== Written problem ==
From the entries below, count the lines with "blue". Write only the count.

== Dataset records ==
* * * * * * * * *
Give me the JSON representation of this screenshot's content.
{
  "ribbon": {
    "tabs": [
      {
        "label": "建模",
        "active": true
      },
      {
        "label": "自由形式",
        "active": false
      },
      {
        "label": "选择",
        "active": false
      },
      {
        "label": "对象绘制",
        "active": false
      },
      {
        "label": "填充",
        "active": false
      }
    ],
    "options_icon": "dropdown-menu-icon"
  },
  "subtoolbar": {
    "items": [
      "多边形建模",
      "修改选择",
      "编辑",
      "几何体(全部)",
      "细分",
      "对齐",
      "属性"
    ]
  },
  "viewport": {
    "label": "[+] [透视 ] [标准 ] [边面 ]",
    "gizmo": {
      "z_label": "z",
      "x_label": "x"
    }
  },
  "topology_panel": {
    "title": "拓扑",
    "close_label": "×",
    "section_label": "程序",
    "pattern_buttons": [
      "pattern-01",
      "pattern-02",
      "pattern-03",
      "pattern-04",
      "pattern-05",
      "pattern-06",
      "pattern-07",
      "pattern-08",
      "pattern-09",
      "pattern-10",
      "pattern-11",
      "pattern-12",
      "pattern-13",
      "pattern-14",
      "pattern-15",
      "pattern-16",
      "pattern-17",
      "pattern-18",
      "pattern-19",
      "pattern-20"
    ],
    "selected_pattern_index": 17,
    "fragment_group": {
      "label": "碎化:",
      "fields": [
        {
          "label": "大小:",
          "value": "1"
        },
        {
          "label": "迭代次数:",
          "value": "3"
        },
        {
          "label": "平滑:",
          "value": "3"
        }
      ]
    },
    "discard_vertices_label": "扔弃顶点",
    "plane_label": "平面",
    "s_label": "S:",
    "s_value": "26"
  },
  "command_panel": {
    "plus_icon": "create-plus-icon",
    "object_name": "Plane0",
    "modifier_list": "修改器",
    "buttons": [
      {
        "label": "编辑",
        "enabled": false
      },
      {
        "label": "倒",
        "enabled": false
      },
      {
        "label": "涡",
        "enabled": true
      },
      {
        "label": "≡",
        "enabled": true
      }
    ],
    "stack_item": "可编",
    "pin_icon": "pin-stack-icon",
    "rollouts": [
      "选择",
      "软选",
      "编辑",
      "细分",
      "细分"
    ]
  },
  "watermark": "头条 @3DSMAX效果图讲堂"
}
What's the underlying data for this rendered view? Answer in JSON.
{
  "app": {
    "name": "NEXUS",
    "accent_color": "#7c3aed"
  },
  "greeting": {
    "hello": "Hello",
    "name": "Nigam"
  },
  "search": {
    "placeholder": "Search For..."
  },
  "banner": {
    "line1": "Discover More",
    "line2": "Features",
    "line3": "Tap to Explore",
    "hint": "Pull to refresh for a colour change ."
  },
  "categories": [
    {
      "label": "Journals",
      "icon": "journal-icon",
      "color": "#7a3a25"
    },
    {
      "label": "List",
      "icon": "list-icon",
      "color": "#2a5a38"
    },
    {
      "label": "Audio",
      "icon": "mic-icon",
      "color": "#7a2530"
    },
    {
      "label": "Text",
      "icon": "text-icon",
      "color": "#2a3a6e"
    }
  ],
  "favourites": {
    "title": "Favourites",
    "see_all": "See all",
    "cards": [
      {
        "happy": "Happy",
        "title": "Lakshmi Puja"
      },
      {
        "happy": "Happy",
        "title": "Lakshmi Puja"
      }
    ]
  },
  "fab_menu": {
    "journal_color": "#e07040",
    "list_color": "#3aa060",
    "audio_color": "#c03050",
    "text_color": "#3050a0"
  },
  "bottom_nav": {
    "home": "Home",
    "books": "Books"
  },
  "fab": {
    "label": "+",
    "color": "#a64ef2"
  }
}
* * * * * * * * *
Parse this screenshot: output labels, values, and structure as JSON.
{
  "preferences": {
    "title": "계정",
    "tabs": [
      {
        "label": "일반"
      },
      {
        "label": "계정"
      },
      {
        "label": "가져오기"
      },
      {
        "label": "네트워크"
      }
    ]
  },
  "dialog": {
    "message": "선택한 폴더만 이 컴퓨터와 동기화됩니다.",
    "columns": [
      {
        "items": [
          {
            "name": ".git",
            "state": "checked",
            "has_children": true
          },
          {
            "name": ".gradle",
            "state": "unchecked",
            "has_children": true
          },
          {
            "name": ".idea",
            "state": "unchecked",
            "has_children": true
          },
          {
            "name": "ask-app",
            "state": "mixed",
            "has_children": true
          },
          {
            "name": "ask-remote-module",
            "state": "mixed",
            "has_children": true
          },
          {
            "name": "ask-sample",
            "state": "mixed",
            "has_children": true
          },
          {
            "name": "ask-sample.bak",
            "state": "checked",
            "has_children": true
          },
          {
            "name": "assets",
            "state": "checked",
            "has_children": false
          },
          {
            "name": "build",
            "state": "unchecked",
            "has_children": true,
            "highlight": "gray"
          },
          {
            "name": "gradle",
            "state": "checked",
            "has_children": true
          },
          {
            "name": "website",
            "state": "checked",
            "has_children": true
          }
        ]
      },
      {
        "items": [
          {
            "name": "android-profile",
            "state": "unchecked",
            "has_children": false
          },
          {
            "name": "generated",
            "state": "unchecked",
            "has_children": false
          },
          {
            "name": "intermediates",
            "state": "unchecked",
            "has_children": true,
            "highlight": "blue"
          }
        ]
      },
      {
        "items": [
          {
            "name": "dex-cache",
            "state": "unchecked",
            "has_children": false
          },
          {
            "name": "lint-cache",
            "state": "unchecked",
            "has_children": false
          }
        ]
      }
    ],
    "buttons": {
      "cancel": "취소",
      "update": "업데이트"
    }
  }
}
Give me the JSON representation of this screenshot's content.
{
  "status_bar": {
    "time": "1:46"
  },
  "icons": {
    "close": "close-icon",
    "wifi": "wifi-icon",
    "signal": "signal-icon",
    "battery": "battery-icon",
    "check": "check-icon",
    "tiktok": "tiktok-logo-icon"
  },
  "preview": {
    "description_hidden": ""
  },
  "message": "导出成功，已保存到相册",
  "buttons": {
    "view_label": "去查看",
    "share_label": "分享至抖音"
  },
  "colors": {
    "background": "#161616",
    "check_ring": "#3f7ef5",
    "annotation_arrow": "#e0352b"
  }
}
* * * * * * * * *
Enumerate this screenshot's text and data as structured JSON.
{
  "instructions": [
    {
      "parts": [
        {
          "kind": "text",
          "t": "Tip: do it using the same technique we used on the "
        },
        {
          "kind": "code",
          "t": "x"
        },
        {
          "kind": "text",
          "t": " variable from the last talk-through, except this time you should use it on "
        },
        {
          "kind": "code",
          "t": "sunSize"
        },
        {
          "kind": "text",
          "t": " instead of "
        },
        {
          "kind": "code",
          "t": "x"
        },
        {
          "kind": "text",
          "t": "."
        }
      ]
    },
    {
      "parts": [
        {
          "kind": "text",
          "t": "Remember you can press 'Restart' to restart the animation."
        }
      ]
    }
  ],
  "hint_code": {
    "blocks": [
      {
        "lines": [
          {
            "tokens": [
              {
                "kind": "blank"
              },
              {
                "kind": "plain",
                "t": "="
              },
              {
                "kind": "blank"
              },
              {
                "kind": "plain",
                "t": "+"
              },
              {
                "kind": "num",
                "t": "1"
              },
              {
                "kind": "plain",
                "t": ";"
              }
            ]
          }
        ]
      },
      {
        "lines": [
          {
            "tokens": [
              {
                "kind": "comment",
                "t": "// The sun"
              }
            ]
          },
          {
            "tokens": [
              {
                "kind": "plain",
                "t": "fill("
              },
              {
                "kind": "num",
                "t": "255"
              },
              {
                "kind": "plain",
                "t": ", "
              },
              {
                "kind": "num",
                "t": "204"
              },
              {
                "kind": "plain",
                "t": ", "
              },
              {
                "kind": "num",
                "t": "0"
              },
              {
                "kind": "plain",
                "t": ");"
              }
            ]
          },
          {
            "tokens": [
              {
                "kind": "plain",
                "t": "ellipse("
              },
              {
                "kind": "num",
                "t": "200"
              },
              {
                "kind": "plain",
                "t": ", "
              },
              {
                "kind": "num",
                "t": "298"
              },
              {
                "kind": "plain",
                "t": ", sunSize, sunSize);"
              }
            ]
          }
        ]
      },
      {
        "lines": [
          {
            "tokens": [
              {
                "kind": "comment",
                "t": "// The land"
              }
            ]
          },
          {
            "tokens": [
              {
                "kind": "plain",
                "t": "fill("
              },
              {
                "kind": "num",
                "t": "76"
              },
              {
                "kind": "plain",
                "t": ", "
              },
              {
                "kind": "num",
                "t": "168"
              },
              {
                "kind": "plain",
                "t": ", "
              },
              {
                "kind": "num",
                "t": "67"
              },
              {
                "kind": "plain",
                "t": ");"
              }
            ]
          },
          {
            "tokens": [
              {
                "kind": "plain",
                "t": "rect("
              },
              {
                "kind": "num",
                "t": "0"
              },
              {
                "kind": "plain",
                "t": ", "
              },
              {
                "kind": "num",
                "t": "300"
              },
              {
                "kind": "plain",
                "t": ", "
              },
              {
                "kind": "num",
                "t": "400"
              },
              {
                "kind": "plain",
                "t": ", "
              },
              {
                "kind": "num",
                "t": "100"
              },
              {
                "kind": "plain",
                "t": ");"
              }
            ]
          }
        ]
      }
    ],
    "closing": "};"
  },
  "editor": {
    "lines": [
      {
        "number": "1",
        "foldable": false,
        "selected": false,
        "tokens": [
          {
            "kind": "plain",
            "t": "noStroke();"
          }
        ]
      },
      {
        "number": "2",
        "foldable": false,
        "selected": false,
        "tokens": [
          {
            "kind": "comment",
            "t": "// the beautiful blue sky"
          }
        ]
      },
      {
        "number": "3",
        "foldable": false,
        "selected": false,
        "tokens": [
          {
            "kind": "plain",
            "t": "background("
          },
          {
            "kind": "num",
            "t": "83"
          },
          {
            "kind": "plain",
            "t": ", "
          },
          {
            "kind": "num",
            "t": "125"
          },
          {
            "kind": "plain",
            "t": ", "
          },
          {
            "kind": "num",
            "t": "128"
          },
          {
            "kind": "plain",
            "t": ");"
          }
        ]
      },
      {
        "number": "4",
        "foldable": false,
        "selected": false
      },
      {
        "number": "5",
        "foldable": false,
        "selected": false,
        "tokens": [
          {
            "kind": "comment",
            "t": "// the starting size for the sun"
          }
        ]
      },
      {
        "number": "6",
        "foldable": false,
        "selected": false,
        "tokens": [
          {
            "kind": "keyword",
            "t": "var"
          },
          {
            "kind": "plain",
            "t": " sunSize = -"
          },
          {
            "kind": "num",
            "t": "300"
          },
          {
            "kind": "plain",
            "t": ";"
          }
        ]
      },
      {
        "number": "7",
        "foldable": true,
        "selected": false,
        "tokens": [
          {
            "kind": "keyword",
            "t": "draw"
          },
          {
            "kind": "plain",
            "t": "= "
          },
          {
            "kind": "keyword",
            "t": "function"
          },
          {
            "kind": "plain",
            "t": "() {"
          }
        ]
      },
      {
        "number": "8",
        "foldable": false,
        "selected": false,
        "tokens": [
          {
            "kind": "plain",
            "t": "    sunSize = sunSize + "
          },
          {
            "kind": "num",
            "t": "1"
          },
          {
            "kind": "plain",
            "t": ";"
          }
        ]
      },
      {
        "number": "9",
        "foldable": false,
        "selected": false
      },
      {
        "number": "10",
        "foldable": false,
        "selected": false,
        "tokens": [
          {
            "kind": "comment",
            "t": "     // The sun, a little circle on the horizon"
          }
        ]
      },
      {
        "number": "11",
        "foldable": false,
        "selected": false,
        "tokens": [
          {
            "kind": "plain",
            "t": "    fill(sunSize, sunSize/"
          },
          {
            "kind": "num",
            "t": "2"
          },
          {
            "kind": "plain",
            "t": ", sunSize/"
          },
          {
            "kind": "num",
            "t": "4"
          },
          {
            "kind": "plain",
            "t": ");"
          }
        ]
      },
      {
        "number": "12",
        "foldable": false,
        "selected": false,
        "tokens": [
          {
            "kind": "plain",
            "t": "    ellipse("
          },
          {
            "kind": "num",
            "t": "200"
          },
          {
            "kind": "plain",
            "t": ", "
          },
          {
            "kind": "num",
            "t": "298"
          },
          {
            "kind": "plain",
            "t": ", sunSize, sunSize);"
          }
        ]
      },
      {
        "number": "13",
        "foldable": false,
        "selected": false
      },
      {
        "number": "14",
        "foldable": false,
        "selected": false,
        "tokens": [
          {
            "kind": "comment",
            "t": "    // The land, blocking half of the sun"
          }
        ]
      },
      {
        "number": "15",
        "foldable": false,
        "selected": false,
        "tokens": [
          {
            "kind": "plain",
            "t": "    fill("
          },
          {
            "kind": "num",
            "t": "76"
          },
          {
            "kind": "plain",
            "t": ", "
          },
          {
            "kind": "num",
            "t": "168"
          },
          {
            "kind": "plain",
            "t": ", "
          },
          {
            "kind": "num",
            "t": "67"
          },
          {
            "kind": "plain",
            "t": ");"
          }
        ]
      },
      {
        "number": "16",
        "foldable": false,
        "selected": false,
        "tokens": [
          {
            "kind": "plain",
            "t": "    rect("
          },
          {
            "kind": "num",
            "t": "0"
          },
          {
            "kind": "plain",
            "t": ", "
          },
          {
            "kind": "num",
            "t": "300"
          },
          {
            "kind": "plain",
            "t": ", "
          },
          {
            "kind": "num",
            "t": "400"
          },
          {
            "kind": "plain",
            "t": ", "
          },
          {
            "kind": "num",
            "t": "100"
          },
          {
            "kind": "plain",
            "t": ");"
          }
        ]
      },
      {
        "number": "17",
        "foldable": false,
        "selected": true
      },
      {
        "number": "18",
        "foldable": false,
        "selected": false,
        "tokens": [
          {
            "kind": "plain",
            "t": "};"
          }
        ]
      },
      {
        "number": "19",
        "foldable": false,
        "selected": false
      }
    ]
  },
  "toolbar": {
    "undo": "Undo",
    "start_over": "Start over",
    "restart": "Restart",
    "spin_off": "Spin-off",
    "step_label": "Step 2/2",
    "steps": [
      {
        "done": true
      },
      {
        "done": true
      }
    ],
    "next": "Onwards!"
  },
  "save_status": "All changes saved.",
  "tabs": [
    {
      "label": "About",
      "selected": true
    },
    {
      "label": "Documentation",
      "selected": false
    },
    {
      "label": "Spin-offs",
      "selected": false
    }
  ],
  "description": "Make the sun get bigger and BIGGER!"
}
* * * * * * * * *
== The completed task ==
2